**Written request:**
From the entries below, copy every line holding the word "Lukisan".

**Input rows:**
>>>

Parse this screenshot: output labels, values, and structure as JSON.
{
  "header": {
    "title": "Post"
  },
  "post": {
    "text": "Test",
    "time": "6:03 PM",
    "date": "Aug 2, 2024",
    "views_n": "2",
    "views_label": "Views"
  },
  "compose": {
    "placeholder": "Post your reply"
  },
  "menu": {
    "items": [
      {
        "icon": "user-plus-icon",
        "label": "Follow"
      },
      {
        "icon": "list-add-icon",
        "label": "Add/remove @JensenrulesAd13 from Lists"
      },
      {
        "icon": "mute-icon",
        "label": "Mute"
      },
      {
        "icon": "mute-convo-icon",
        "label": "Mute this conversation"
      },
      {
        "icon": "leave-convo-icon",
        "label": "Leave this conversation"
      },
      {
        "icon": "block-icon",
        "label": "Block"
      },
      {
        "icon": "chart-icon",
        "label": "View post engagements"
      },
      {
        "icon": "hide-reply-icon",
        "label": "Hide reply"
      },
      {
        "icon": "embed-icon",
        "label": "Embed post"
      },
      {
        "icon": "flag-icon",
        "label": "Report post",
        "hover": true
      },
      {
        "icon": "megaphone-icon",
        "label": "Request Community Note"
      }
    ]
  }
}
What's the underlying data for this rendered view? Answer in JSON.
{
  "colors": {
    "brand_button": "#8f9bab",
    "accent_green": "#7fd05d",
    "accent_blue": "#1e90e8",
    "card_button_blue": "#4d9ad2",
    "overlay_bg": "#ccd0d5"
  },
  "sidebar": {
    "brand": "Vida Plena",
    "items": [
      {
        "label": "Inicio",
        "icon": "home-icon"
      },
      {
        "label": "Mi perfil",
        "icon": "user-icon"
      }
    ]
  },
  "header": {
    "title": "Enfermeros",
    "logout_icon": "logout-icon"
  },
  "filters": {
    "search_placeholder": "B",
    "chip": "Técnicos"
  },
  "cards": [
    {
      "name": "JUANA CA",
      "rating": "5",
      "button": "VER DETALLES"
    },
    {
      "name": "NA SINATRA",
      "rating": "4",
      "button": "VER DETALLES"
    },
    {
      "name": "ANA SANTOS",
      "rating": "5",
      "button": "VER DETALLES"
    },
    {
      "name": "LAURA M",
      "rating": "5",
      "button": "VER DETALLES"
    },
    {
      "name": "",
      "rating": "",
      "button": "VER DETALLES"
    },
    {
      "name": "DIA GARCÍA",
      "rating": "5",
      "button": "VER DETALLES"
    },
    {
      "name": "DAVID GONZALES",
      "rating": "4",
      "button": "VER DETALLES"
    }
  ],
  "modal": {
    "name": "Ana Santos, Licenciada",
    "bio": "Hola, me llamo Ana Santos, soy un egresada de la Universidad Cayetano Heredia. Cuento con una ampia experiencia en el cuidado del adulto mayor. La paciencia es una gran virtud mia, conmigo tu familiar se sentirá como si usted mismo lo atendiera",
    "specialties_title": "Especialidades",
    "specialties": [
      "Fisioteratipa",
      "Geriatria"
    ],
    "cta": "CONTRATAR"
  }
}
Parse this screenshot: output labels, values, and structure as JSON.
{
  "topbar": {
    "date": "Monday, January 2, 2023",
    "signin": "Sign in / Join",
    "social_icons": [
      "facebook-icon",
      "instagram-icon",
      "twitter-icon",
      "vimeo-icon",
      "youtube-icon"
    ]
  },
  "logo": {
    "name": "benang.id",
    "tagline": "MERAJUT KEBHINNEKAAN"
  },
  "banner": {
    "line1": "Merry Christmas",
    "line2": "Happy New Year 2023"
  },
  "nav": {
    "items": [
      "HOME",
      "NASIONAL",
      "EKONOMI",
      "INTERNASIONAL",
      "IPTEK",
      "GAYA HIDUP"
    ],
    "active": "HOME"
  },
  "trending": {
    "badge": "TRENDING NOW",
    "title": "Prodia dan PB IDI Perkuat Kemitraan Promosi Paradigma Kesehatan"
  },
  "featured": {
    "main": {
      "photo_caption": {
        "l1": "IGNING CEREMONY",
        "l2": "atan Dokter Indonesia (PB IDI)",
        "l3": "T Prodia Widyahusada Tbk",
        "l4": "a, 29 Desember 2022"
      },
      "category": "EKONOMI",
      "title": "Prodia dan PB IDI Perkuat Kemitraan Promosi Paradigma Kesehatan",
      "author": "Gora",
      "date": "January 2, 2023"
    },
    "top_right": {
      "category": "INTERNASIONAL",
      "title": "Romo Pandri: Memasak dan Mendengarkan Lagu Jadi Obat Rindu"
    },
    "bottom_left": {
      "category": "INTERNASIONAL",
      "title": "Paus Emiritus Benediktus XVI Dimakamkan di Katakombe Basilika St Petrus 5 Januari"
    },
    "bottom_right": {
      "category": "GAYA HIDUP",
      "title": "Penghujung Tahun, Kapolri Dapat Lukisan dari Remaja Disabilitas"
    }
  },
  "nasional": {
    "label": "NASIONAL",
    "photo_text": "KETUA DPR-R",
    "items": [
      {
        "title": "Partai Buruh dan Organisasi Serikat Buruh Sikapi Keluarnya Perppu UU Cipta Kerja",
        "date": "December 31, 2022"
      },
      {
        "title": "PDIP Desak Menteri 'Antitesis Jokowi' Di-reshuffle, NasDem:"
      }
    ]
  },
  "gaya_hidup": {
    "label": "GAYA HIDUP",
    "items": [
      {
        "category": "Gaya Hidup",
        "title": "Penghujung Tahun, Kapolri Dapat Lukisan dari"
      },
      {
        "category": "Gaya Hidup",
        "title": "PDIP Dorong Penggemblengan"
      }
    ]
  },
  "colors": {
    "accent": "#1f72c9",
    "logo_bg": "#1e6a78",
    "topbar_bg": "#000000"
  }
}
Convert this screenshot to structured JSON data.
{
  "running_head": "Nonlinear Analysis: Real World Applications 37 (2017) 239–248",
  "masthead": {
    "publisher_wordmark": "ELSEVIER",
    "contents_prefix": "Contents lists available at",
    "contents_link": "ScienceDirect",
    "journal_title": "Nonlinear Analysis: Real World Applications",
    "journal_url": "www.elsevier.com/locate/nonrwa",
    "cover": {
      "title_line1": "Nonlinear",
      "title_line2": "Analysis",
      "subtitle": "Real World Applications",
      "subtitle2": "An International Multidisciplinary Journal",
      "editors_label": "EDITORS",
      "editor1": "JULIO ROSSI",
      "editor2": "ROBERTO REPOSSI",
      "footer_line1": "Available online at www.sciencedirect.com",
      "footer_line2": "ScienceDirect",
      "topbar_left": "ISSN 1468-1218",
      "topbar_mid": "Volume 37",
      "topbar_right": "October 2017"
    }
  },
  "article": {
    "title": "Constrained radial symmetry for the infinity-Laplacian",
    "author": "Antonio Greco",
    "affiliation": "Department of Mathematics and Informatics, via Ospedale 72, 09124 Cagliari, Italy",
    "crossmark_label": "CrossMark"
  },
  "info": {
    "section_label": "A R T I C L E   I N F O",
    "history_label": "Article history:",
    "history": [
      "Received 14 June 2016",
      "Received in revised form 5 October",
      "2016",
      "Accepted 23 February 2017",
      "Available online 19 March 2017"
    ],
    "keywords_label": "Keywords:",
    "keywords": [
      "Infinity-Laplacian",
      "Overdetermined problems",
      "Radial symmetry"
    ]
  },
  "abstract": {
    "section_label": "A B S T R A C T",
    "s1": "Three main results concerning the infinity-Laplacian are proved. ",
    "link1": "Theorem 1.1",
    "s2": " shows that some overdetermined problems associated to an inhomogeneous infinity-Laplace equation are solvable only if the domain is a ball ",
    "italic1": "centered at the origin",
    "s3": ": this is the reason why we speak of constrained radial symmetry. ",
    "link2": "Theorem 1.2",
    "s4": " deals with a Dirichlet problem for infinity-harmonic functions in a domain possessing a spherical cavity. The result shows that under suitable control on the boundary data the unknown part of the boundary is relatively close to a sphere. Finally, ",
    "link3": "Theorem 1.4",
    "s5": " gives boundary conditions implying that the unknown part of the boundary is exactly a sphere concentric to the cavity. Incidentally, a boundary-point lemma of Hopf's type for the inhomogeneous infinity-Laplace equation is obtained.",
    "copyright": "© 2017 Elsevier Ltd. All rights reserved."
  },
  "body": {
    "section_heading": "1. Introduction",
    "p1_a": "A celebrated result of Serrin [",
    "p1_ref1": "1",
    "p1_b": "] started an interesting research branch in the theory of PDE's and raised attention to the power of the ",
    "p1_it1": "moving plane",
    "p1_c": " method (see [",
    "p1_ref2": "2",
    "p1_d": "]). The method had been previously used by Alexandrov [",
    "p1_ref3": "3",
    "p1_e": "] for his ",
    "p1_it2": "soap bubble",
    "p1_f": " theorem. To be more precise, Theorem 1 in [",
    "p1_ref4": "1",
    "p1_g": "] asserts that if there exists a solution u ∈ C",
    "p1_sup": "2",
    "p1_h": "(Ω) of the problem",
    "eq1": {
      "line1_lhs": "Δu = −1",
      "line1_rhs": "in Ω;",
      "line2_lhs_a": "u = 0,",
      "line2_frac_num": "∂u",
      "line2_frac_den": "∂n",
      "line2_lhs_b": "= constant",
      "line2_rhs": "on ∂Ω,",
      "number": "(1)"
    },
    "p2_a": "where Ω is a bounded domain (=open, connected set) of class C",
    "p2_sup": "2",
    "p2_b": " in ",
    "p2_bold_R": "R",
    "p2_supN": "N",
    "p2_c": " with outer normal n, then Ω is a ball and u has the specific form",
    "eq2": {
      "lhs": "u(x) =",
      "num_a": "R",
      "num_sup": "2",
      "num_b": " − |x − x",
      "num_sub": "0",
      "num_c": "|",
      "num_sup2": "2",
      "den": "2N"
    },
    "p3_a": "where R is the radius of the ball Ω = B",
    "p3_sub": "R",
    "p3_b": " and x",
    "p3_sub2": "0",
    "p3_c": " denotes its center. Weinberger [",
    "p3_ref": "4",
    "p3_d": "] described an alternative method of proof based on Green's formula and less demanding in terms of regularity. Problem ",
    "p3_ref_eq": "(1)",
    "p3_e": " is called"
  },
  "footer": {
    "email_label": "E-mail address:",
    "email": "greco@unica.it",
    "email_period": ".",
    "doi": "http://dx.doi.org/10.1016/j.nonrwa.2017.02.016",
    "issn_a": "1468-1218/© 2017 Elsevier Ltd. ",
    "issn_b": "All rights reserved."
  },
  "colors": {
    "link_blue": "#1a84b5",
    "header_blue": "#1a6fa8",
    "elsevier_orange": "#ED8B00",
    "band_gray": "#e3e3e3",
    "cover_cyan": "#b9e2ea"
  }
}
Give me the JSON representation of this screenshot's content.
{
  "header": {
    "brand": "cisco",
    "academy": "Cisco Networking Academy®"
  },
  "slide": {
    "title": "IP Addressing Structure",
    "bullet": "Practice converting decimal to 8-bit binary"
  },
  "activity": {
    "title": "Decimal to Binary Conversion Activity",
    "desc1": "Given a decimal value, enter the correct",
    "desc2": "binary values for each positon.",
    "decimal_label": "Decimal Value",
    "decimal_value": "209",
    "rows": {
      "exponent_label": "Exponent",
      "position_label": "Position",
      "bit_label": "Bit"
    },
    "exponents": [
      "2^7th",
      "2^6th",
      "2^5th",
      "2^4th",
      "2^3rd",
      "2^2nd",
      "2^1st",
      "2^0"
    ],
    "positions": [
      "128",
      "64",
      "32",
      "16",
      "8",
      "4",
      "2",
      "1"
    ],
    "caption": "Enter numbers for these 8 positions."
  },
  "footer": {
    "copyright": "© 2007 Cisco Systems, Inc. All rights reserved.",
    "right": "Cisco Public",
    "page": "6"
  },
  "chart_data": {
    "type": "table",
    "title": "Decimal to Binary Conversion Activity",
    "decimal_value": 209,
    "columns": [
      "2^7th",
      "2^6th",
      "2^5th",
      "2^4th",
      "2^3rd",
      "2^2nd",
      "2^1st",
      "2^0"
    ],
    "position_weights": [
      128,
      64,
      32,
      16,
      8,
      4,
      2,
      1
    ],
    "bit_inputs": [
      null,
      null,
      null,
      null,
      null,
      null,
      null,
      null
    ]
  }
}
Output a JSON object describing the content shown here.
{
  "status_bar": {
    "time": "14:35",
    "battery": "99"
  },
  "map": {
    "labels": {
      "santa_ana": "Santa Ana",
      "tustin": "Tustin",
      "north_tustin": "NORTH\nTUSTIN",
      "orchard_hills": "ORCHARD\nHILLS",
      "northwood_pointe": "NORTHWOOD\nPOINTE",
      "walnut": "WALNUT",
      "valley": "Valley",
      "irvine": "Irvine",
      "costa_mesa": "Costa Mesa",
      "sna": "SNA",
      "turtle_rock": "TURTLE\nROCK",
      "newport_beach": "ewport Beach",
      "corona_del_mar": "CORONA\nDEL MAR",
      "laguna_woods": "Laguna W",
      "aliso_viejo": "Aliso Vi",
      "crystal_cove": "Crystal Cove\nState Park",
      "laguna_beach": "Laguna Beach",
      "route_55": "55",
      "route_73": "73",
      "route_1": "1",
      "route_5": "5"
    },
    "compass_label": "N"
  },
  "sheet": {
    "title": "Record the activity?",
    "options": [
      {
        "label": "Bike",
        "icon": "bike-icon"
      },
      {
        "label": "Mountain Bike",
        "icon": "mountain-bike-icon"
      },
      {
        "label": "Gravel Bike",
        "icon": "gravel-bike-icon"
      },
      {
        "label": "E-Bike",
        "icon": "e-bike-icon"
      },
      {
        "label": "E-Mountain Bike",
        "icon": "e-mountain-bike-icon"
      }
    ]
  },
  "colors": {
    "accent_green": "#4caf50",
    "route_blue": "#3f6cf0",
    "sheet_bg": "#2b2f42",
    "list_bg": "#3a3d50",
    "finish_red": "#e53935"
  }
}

<<<

**Answer below:**
      "title": "Penghujung Tahun, Kapolri Dapat Lukisan dari Remaja Disabilitas"
        "title": "Penghujung Tahun, Kapolri Dapat Lukisan dari"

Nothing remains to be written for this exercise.